[begin Data to process]
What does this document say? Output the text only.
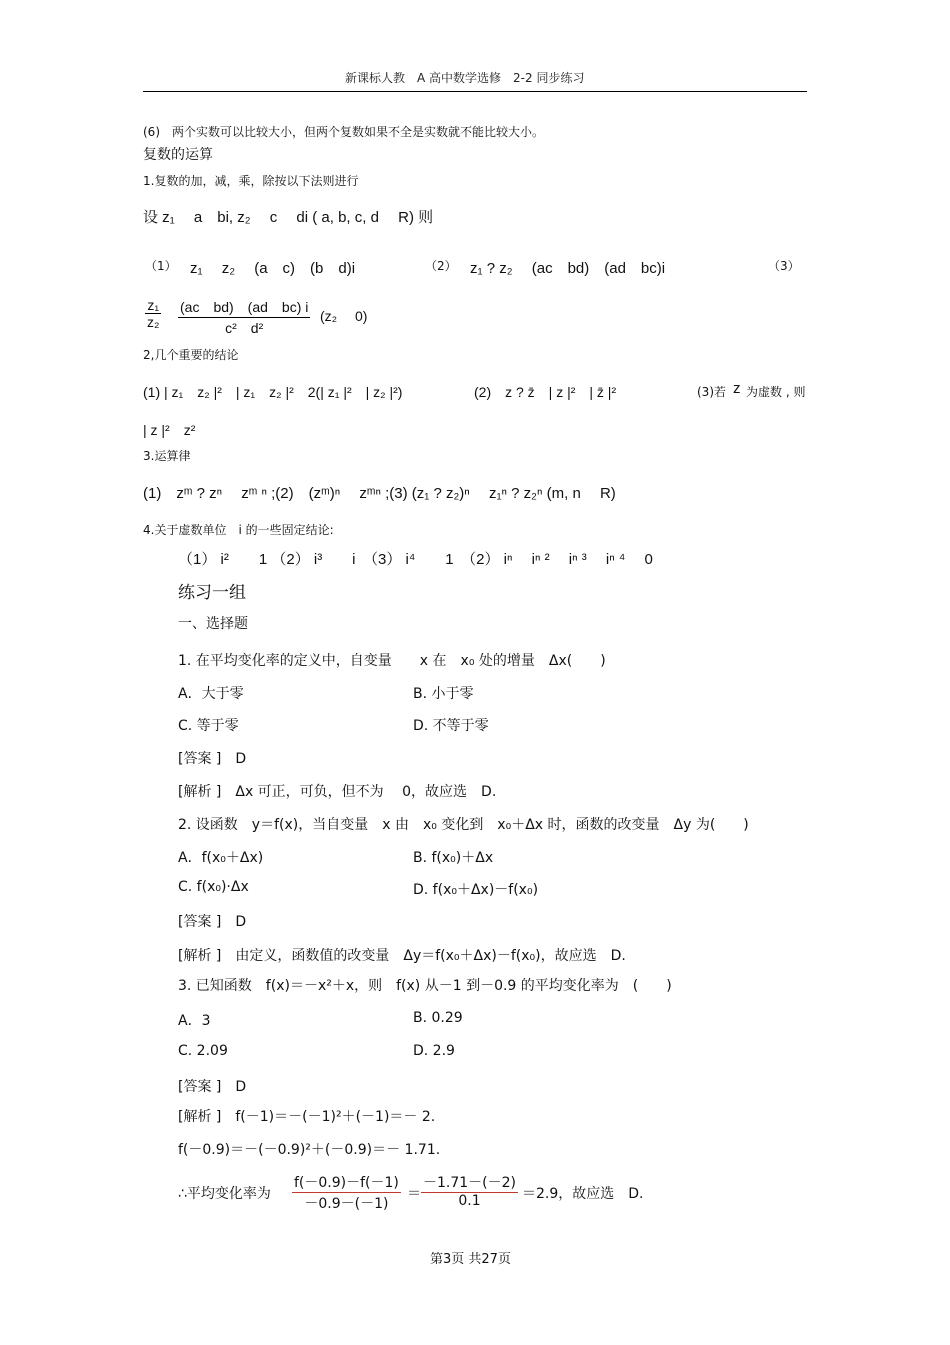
新课标人教　A 高中数学选修　2-2 同步练习
(6)　两个实数可以比较大小，但两个复数如果不全是实数就不能比较大小。
复数的运算
1.复数的加，减，乘，除按以下法则进行
设 z₁　 a　bi, z₂　 c　 di ( a, b, c, d　 R) 则
（1） z₁　 z₂　 (a　c)　(b　d)i	（2） z₁ ? z₂　 (ac　bd)　(ad　bc)i	（3）
z₁
z₂
(ac　bd)　(ad　bc) i
c²　d²
(z₂　 0)
2,几个重要的结论
(1) | z₁　z₂ |²　| z₁　z₂ |²　2(| z₁ |²　| z₂ |²)	(2)　z ? z̄　| z |²　| z̄ |²	(3)若 z 为虚数 , 则
| z |²　z²
3.运算律
(1)　zᵐ ? zⁿ　 zᵐ ⁿ ;(2)　(zᵐ)ⁿ　 zᵐⁿ ;(3) (z₁ ? z₂)ⁿ　 z₁ⁿ ? z₂ⁿ (m, n　 R)
4.关于虚数单位　i 的一些固定结论:
（1） i²　　1 （2） i³　　i　（3） i⁴　　1　（2） iⁿ　 iⁿ ²　 iⁿ ³　 iⁿ ⁴　 0
练习一组
一、选择题
1. 在平均变化率的定义中，自变量　　x 在　x₀ 处的增量　Δx(　　)
A．大于零	B. 小于零
C. 等于零	D. 不等于零
[答案 ]　D
[解析 ]　Δx 可正，可负，但不为　 0，故应选　D.
2. 设函数　y＝f(x)，当自变量　x 由　x₀ 变化到　x₀＋Δx 时，函数的改变量　Δy 为(　　)
A．f(x₀＋Δx)	B. f(x₀)＋Δx
C. f(x₀)·Δx	D. f(x₀＋Δx)－f(x₀)
[答案 ]　D
[解析 ]　由定义，函数值的改变量　Δy＝f(x₀＋Δx)－f(x₀)，故应选　D.
3. 已知函数　f(x)＝－x²＋x，则　f(x) 从－1 到－0.9 的平均变化率为　(　　)
A．3	B. 0.29
C. 2.09	D. 2.9
[答案 ]　D
[解析 ]　f(－1)＝－(－1)²＋(－1)＝－ 2.
f(－0.9)＝－(－0.9)²＋(－0.9)＝－ 1.71.
∴平均变化率为
f(－0.9)－f(－1)
－0.9－(－1)
＝
－1.71－(－2)
0.1	＝2.9，故应选　D.
第3页 共27页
[end Data to process]
Task description
Set down every entry word for word, but omit the pictures.

Answer to the problem
What does this document say? Output the text only.
新课标人教　A 高中数学选修　2-2 同步练习
(6)　两个实数可以比较大小，但两个复数如果不全是实数就不能比较大小。
复数的运算
1.复数的加，减，乘，除按以下法则进行
设 z₁　 a　bi, z₂　 c　 di ( a, b, c, d　 R) 则
（1） z₁　 z₂　 (a　c)　(b　d)i	（2） z₁ ? z₂　 (ac　bd)　(ad　bc)i	（3）
z₁
z₂
(ac　bd)　(ad　bc) i
c²　d²
(z₂　 0)
2,几个重要的结论
(1) | z₁　z₂ |²　| z₁　z₂ |²　2(| z₁ |²　| z₂ |²)	(2)　z ? z̄　| z |²　| z̄ |²	(3)若 z 为虚数 , 则
| z |²　z²
3.运算律
(1)　zᵐ ? zⁿ　 zᵐ ⁿ ;(2)　(zᵐ)ⁿ　 zᵐⁿ ;(3) (z₁ ? z₂)ⁿ　 z₁ⁿ ? z₂ⁿ (m, n　 R)
4.关于虚数单位　i 的一些固定结论:
（1） i²　　1 （2） i³　　i　（3） i⁴　　1　（2） iⁿ　 iⁿ ²　 iⁿ ³　 iⁿ ⁴　 0
练习一组
一、选择题
1. 在平均变化率的定义中，自变量　　x 在　x₀ 处的增量　Δx(　　)
A．大于零	B. 小于零
C. 等于零	D. 不等于零
[答案 ]　D
[解析 ]　Δx 可正，可负，但不为　 0，故应选　D.
2. 设函数　y＝f(x)，当自变量　x 由　x₀ 变化到　x₀＋Δx 时，函数的改变量　Δy 为(　　)
A．f(x₀＋Δx)	B. f(x₀)＋Δx
C. f(x₀)·Δx	D. f(x₀＋Δx)－f(x₀)
[答案 ]　D
[解析 ]　由定义，函数值的改变量　Δy＝f(x₀＋Δx)－f(x₀)，故应选　D.
3. 已知函数　f(x)＝－x²＋x，则　f(x) 从－1 到－0.9 的平均变化率为　(　　)
A．3	B. 0.29
C. 2.09	D. 2.9
[答案 ]　D
[解析 ]　f(－1)＝－(－1)²＋(－1)＝－ 2.
f(－0.9)＝－(－0.9)²＋(－0.9)＝－ 1.71.
∴平均变化率为
f(－0.9)－f(－1)
－0.9－(－1)
＝
－1.71－(－2)
0.1	＝2.9，故应选　D.
第3页 共27页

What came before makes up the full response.